Data to process:
* * * * *
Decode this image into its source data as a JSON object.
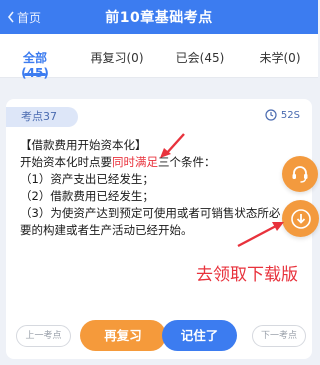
{
  "header": {
    "back_label": "首页",
    "title": "前10章基础考点"
  },
  "tabs": [
    {
      "label": "全部(45)"
    },
    {
      "label": "再复习(0)"
    },
    {
      "label": "已会(45)"
    },
    {
      "label": "未学(0)"
    }
  ],
  "card": {
    "tag": "考点37",
    "timer": "52S",
    "lines": {
      "title": "【借款费用开始资本化】",
      "line1_pre": "开始资本化时点要",
      "line1_highlight": "同时满足",
      "line1_post": "三个条件：",
      "item1": "（1）资产支出已经发生；",
      "item2": "（2）借款费用已经发生；",
      "item3": "（3）为使资产达到预定可使用或者可销售状态所必要的构建或者生产活动已经开始。"
    }
  },
  "annotation": {
    "text": "去领取下载版"
  },
  "bottom": {
    "prev_label": "上一考点",
    "review_label": "再复习",
    "remember_label": "记住了",
    "next_label": "下一考点"
  },
  "colors": {
    "accent_blue": "#3c7cf0",
    "accent_orange": "#f59a3b",
    "highlight_red": "#e8323c"
  }
}
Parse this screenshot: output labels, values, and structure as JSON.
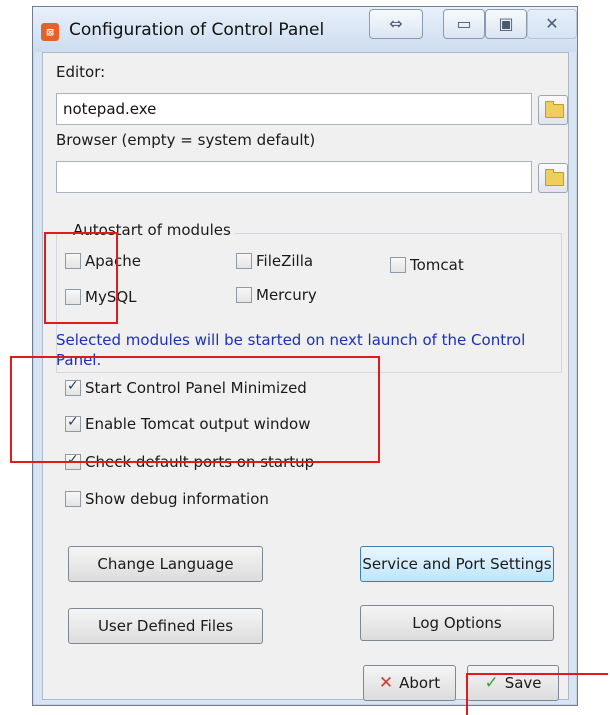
{
  "window": {
    "title": "Configuration of Control Panel",
    "icon_text": "⊠",
    "buttons": {
      "resize": "⇔",
      "minimize": "▭",
      "maximize": "▣",
      "close": "✕"
    }
  },
  "editor": {
    "label": "Editor:",
    "value": "notepad.exe"
  },
  "browser": {
    "label": "Browser (empty = system default)",
    "value": ""
  },
  "autostart": {
    "title": "Autostart of modules",
    "modules": [
      {
        "label": "Apache",
        "checked": false
      },
      {
        "label": "FileZilla",
        "checked": false
      },
      {
        "label": "Tomcat",
        "checked": false
      },
      {
        "label": "MySQL",
        "checked": false
      },
      {
        "label": "Mercury",
        "checked": false
      }
    ],
    "note": "Selected modules will be started on next launch of the Control Panel."
  },
  "options": [
    {
      "label": "Start Control Panel Minimized",
      "checked": true
    },
    {
      "label": "Enable Tomcat output window",
      "checked": true
    },
    {
      "label": "Check default ports on startup",
      "checked": true
    },
    {
      "label": "Show debug information",
      "checked": false
    }
  ],
  "buttons": {
    "change_language": "Change Language",
    "service_port": "Service and Port Settings",
    "user_defined_files": "User Defined Files",
    "log_options": "Log Options",
    "abort": "Abort",
    "save": "Save"
  },
  "colors": {
    "note_text": "#1c2fb8",
    "annotation": "#e01b1b",
    "accent_hover": "#bee6fd"
  }
}
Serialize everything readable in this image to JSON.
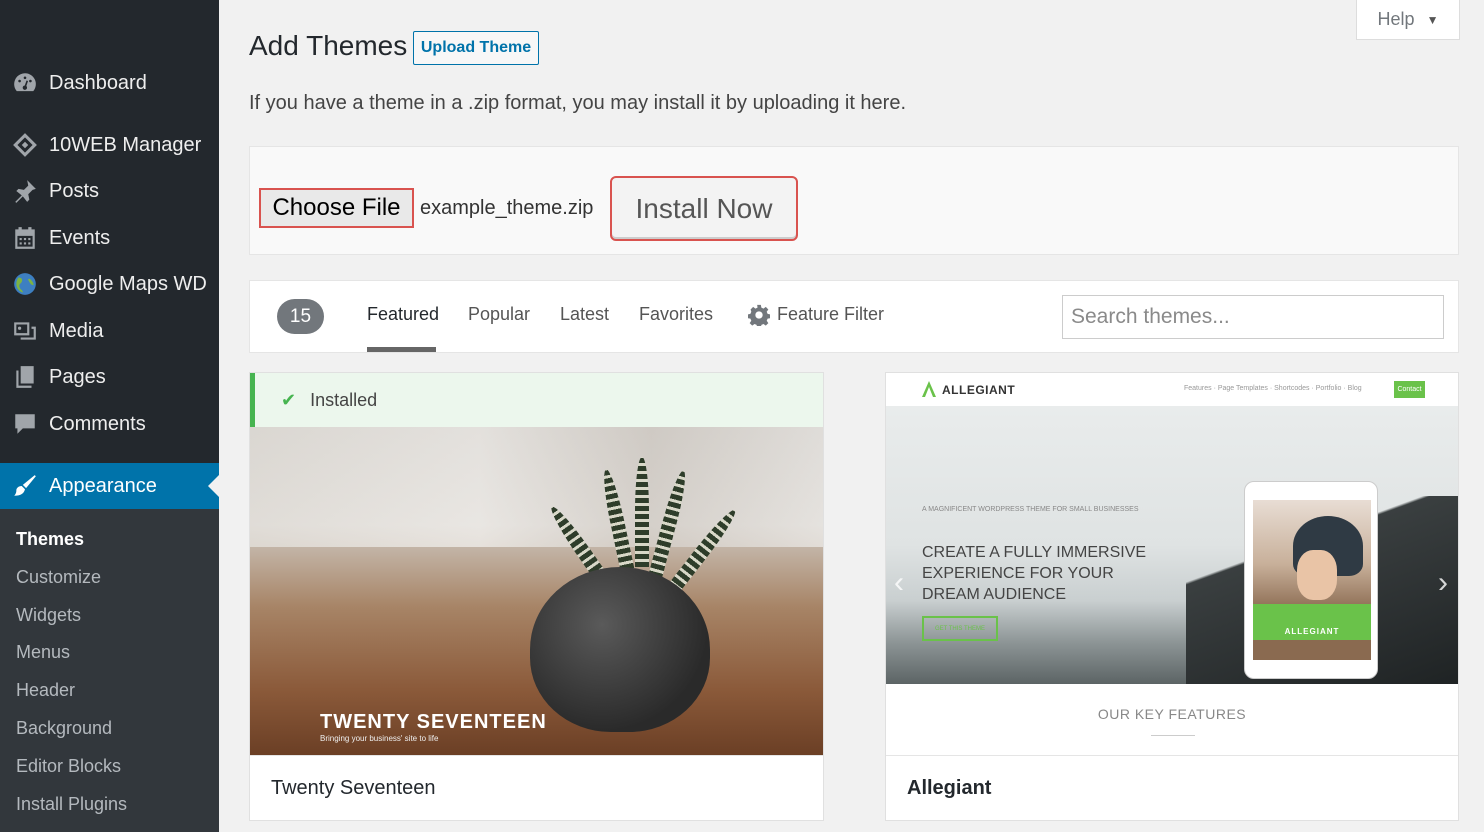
{
  "sidebar": {
    "items": [
      {
        "label": "Dashboard",
        "icon": "dashboard-icon"
      },
      {
        "label": "10WEB Manager",
        "icon": "diamond-icon"
      },
      {
        "label": "Posts",
        "icon": "pin-icon"
      },
      {
        "label": "Events",
        "icon": "calendar-icon"
      },
      {
        "label": "Google Maps WD",
        "icon": "globe-icon"
      },
      {
        "label": "Media",
        "icon": "media-icon"
      },
      {
        "label": "Pages",
        "icon": "pages-icon"
      },
      {
        "label": "Comments",
        "icon": "comment-icon"
      },
      {
        "label": "Appearance",
        "icon": "brush-icon"
      }
    ],
    "submenu": [
      "Themes",
      "Customize",
      "Widgets",
      "Menus",
      "Header",
      "Background",
      "Editor Blocks",
      "Install Plugins"
    ]
  },
  "header": {
    "title": "Add Themes",
    "upload_label": "Upload Theme",
    "help_label": "Help",
    "intro": "If you have a theme in a .zip format, you may install it by uploading it here."
  },
  "upload": {
    "choose_label": "Choose File",
    "file_name": "example_theme.zip",
    "install_label": "Install Now"
  },
  "filters": {
    "count": "15",
    "tabs": [
      "Featured",
      "Popular",
      "Latest",
      "Favorites"
    ],
    "feature_filter": "Feature Filter",
    "search_placeholder": "Search themes..."
  },
  "themes": [
    {
      "name": "Twenty Seventeen",
      "status": "Installed",
      "screenshot_title": "TWENTY SEVENTEEN",
      "screenshot_tagline": "Bringing your business' site to life"
    },
    {
      "name": "Allegiant",
      "screenshot_logo": "ALLEGIANT",
      "screenshot_nav": "Features ·  Page Templates ·  Shortcodes ·  Portfolio ·  Blog",
      "screenshot_contact": "Contact",
      "screenshot_kicker": "A MAGNIFICENT WORDPRESS THEME FOR SMALL BUSINESSES",
      "screenshot_headline": "CREATE A FULLY IMMERSIVE EXPERIENCE FOR YOUR DREAM AUDIENCE",
      "screenshot_cta": "GET THIS THEME",
      "screenshot_tablet_label": "ALLEGIANT",
      "screenshot_features": "OUR KEY FEATURES"
    }
  ],
  "colors": {
    "sidebar_bg": "#23282d",
    "active_blue": "#0073aa",
    "highlight_red": "#d9534f",
    "installed_green": "#46b450"
  }
}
* * * * *
Stated task:
Copy all the data exactly as written, but skip any picture.

Answer for this exercise:
Decode this image into its source data as a JSON object.
{
  "header": {
    "back_label": "首页",
    "title": "前10章基础考点"
  },
  "tabs": [
    {
      "label": "全部(45)"
    },
    {
      "label": "再复习(0)"
    },
    {
      "label": "已会(45)"
    },
    {
      "label": "未学(0)"
    }
  ],
  "card": {
    "tag": "考点37",
    "timer": "52S",
    "lines": {
      "title": "【借款费用开始资本化】",
      "line1_pre": "开始资本化时点要",
      "line1_highlight": "同时满足",
      "line1_post": "三个条件：",
      "item1": "（1）资产支出已经发生；",
      "item2": "（2）借款费用已经发生；",
      "item3": "（3）为使资产达到预定可使用或者可销售状态所必要的构建或者生产活动已经开始。"
    }
  },
  "annotation": {
    "text": "去领取下载版"
  },
  "bottom": {
    "prev_label": "上一考点",
    "review_label": "再复习",
    "remember_label": "记住了",
    "next_label": "下一考点"
  },
  "colors": {
    "accent_blue": "#3c7cf0",
    "accent_orange": "#f59a3b",
    "highlight_red": "#e8323c"
  }
}
Parse this screenshot: output labels, values, and structure as JSON.
{
  "window": {
    "title": "Configuration of Control Panel",
    "icon_text": "⊠",
    "buttons": {
      "resize": "⇔",
      "minimize": "▭",
      "maximize": "▣",
      "close": "✕"
    }
  },
  "editor": {
    "label": "Editor:",
    "value": "notepad.exe"
  },
  "browser": {
    "label": "Browser (empty = system default)",
    "value": ""
  },
  "autostart": {
    "title": "Autostart of modules",
    "modules": [
      {
        "label": "Apache",
        "checked": false
      },
      {
        "label": "FileZilla",
        "checked": false
      },
      {
        "label": "Tomcat",
        "checked": false
      },
      {
        "label": "MySQL",
        "checked": false
      },
      {
        "label": "Mercury",
        "checked": false
      }
    ],
    "note": "Selected modules will be started on next launch of the Control Panel."
  },
  "options": [
    {
      "label": "Start Control Panel Minimized",
      "checked": true
    },
    {
      "label": "Enable Tomcat output window",
      "checked": true
    },
    {
      "label": "Check default ports on startup",
      "checked": true
    },
    {
      "label": "Show debug information",
      "checked": false
    }
  ],
  "buttons": {
    "change_language": "Change Language",
    "service_port": "Service and Port Settings",
    "user_defined_files": "User Defined Files",
    "log_options": "Log Options",
    "abort": "Abort",
    "save": "Save"
  },
  "colors": {
    "note_text": "#1c2fb8",
    "annotation": "#e01b1b",
    "accent_hover": "#bee6fd"
  }
}
Serialize everything readable in this image to JSON.
{
  "sidebar": {
    "items": [
      {
        "label": "Dashboard",
        "icon": "dashboard-icon"
      },
      {
        "label": "10WEB Manager",
        "icon": "diamond-icon"
      },
      {
        "label": "Posts",
        "icon": "pin-icon"
      },
      {
        "label": "Events",
        "icon": "calendar-icon"
      },
      {
        "label": "Google Maps WD",
        "icon": "globe-icon"
      },
      {
        "label": "Media",
        "icon": "media-icon"
      },
      {
        "label": "Pages",
        "icon": "pages-icon"
      },
      {
        "label": "Comments",
        "icon": "comment-icon"
      },
      {
        "label": "Appearance",
        "icon": "brush-icon"
      }
    ],
    "submenu": [
      "Themes",
      "Customize",
      "Widgets",
      "Menus",
      "Header",
      "Background",
      "Editor Blocks",
      "Install Plugins"
    ]
  },
  "header": {
    "title": "Add Themes",
    "upload_label": "Upload Theme",
    "help_label": "Help",
    "intro": "If you have a theme in a .zip format, you may install it by uploading it here."
  },
  "upload": {
    "choose_label": "Choose File",
    "file_name": "example_theme.zip",
    "install_label": "Install Now"
  },
  "filters": {
    "count": "15",
    "tabs": [
      "Featured",
      "Popular",
      "Latest",
      "Favorites"
    ],
    "feature_filter": "Feature Filter",
    "search_placeholder": "Search themes..."
  },
  "themes": [
    {
      "name": "Twenty Seventeen",
      "status": "Installed",
      "screenshot_title": "TWENTY SEVENTEEN",
      "screenshot_tagline": "Bringing your business' site to life"
    },
    {
      "name": "Allegiant",
      "screenshot_logo": "ALLEGIANT",
      "screenshot_nav": "Features ·  Page Templates ·  Shortcodes ·  Portfolio ·  Blog",
      "screenshot_contact": "Contact",
      "screenshot_kicker": "A MAGNIFICENT WORDPRESS THEME FOR SMALL BUSINESSES",
      "screenshot_headline": "CREATE A FULLY IMMERSIVE EXPERIENCE FOR YOUR DREAM AUDIENCE",
      "screenshot_cta": "GET THIS THEME",
      "screenshot_tablet_label": "ALLEGIANT",
      "screenshot_features": "OUR KEY FEATURES"
    }
  ],
  "colors": {
    "sidebar_bg": "#23282d",
    "active_blue": "#0073aa",
    "highlight_red": "#d9534f",
    "installed_green": "#46b450"
  }
}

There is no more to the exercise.